Requirement:
Reproduce the listing below without changes, except that pictures are left out.

[Data entries]
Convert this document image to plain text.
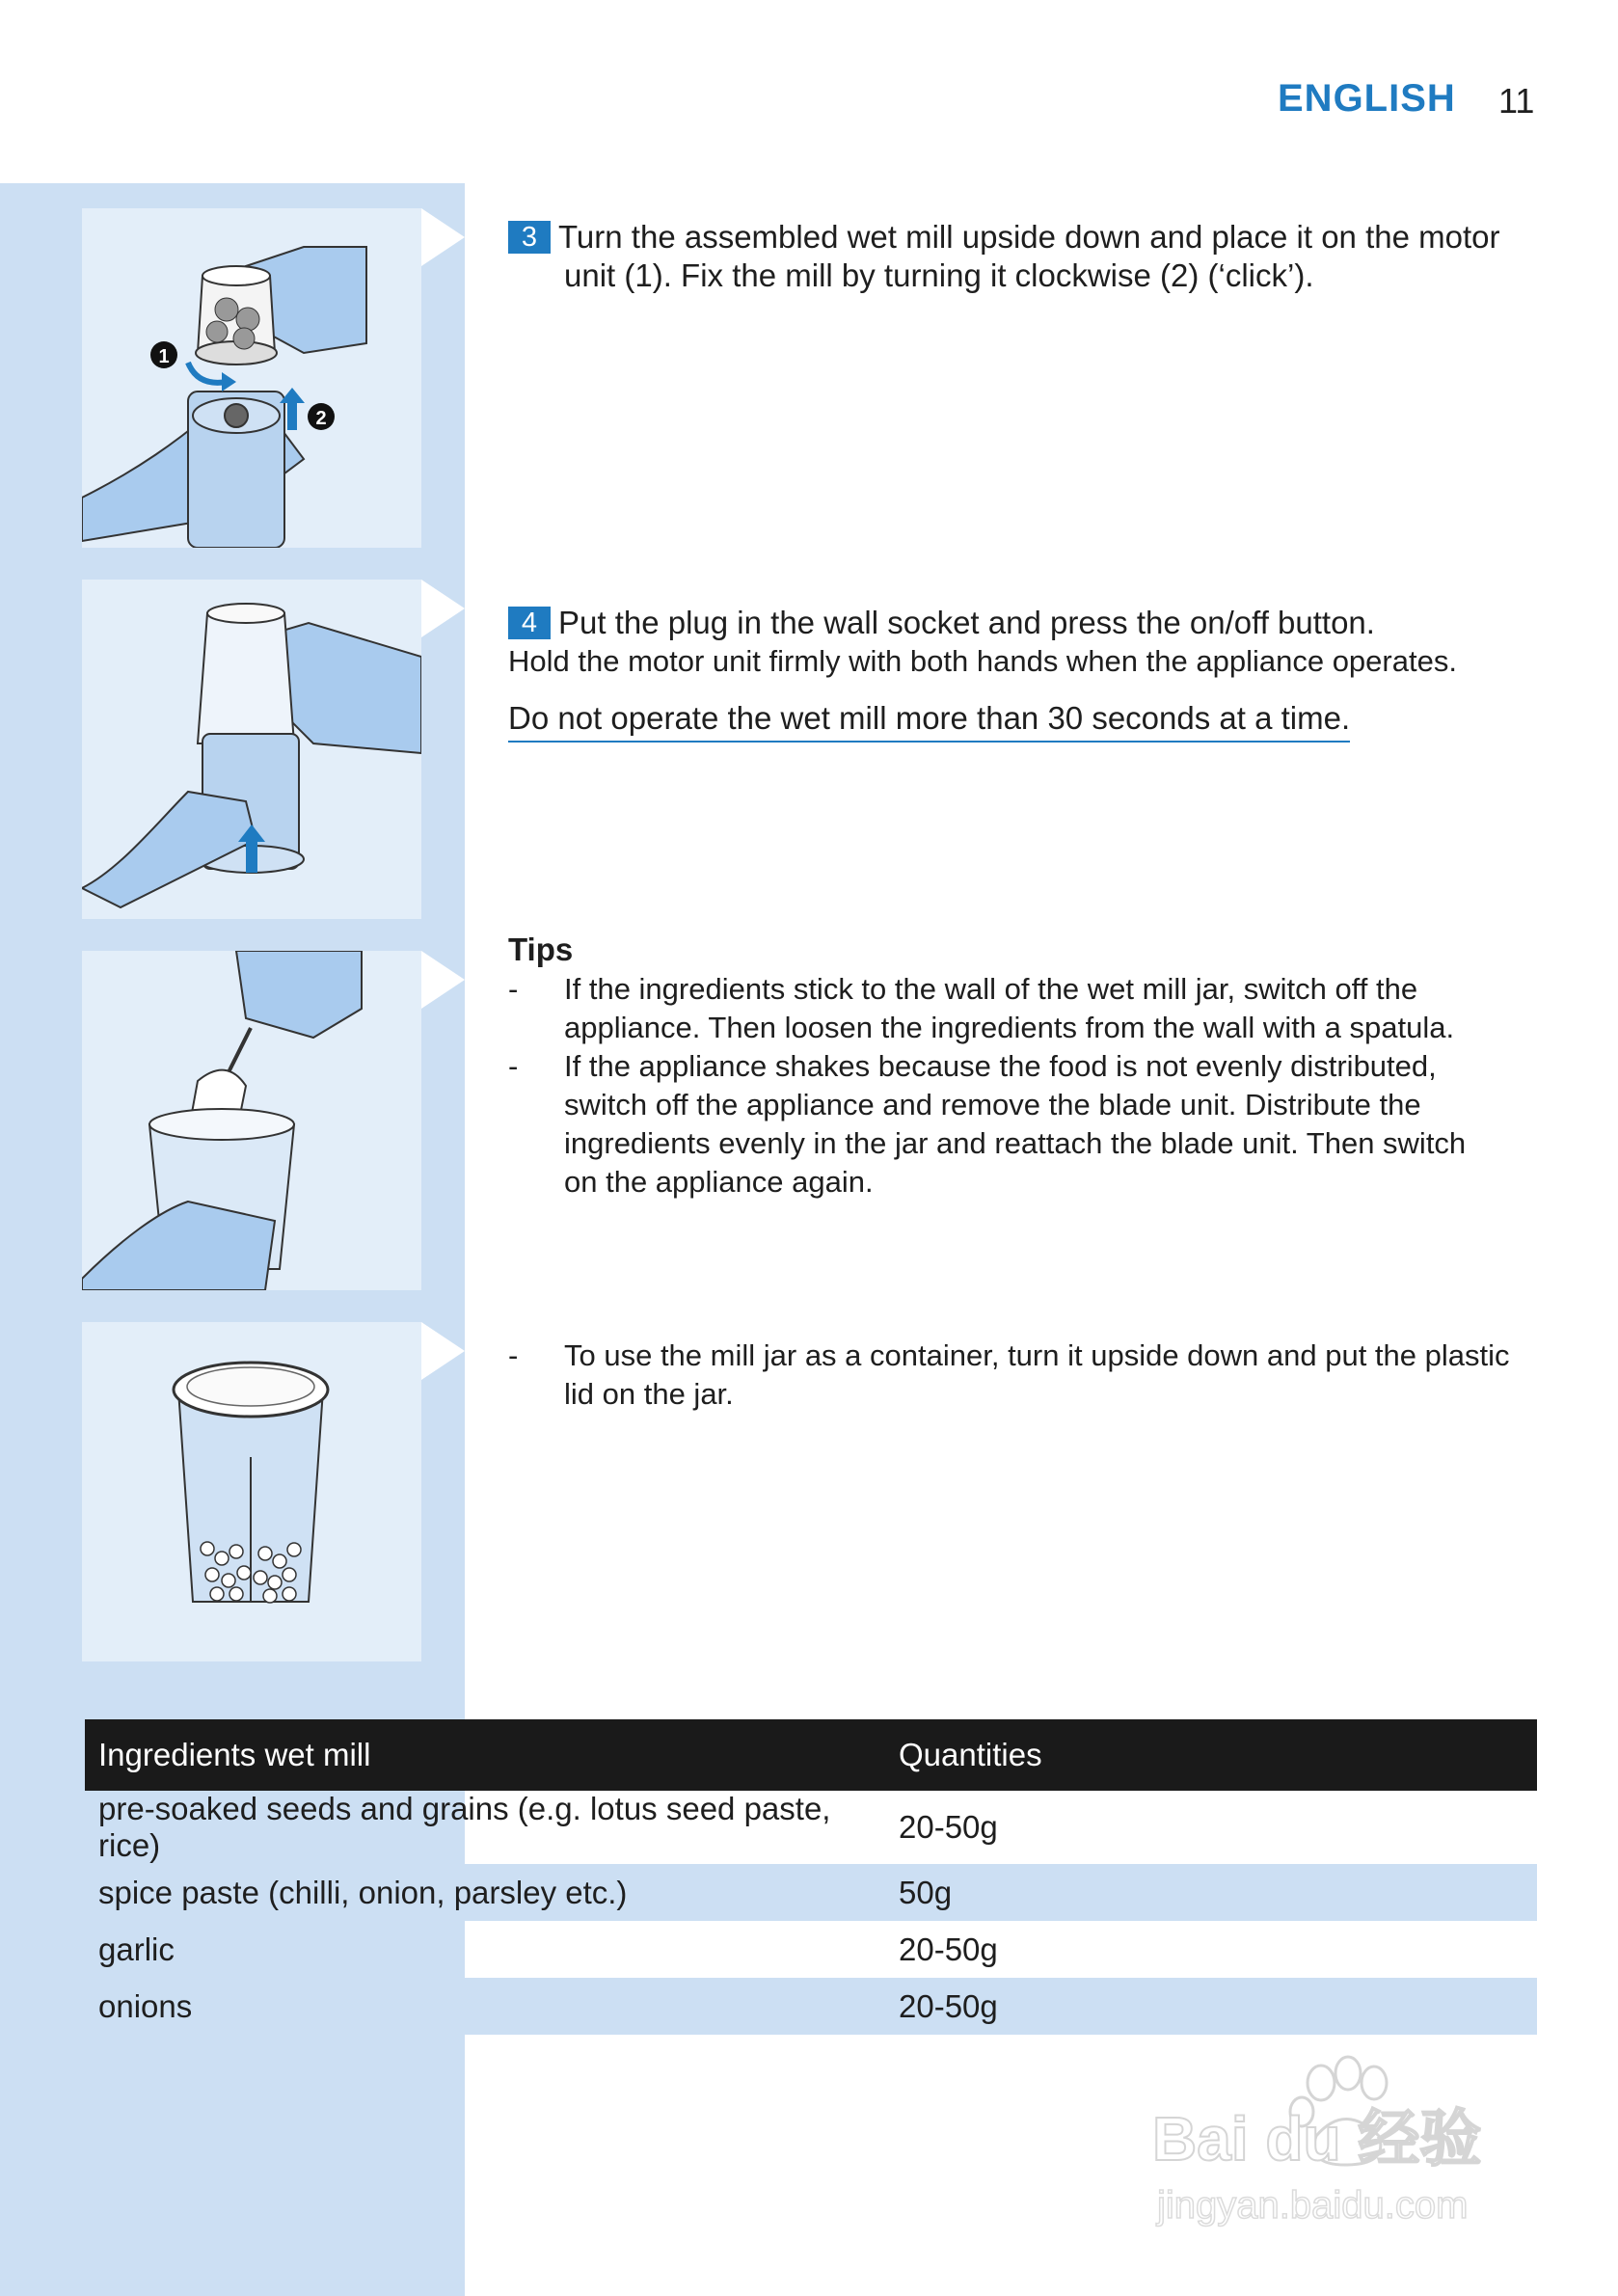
ENGLISH 11
1
2
3 Turn the assembled wet mill upside down and place it on the motor
unit (1). Fix the mill by turning it clockwise (2) (‘click’).
4 Put the plug in the wall socket and press the on/off button.
Hold the motor unit firmly with both hands when the appliance operates.
Do not operate the wet mill more than 30 seconds at a time.
Tips
-	If the ingredients stick to the wall of the wet mill jar, switch off the
appliance. Then loosen the ingredients from the wall with a spatula.
-	If the appliance shakes because the food is not evenly distributed,
switch off the appliance and remove the blade unit. Distribute the
ingredients evenly in the jar and reattach the blade unit. Then switch
on the appliance again.
-	To use the mill jar as a container, turn it upside down and put the plastic
lid on the jar.
Ingredients wet mill	Quantities
pre-soaked seeds and grains (e.g. lotus seed paste, rice)	20-50g
spice paste (chilli, onion, parsley etc.)	50g
garlic	20-50g
onions	20-50g
Bai du 经验
jingyan.baidu.com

Expected answer:
Convert this document image to plain text.
ENGLISH 11
1
2
3 Turn the assembled wet mill upside down and place it on the motor
unit (1). Fix the mill by turning it clockwise (2) (‘click’).
4 Put the plug in the wall socket and press the on/off button.
Hold the motor unit firmly with both hands when the appliance operates.
Do not operate the wet mill more than 30 seconds at a time.
Tips
-	If the ingredients stick to the wall of the wet mill jar, switch off the
appliance. Then loosen the ingredients from the wall with a spatula.
-	If the appliance shakes because the food is not evenly distributed,
switch off the appliance and remove the blade unit. Distribute the
ingredients evenly in the jar and reattach the blade unit. Then switch
on the appliance again.
-	To use the mill jar as a container, turn it upside down and put the plastic
lid on the jar.
Ingredients wet mill	Quantities
pre-soaked seeds and grains (e.g. lotus seed paste, rice)	20-50g
spice paste (chilli, onion, parsley etc.)	50g
garlic	20-50g
onions	20-50g
Bai du 经验
jingyan.baidu.com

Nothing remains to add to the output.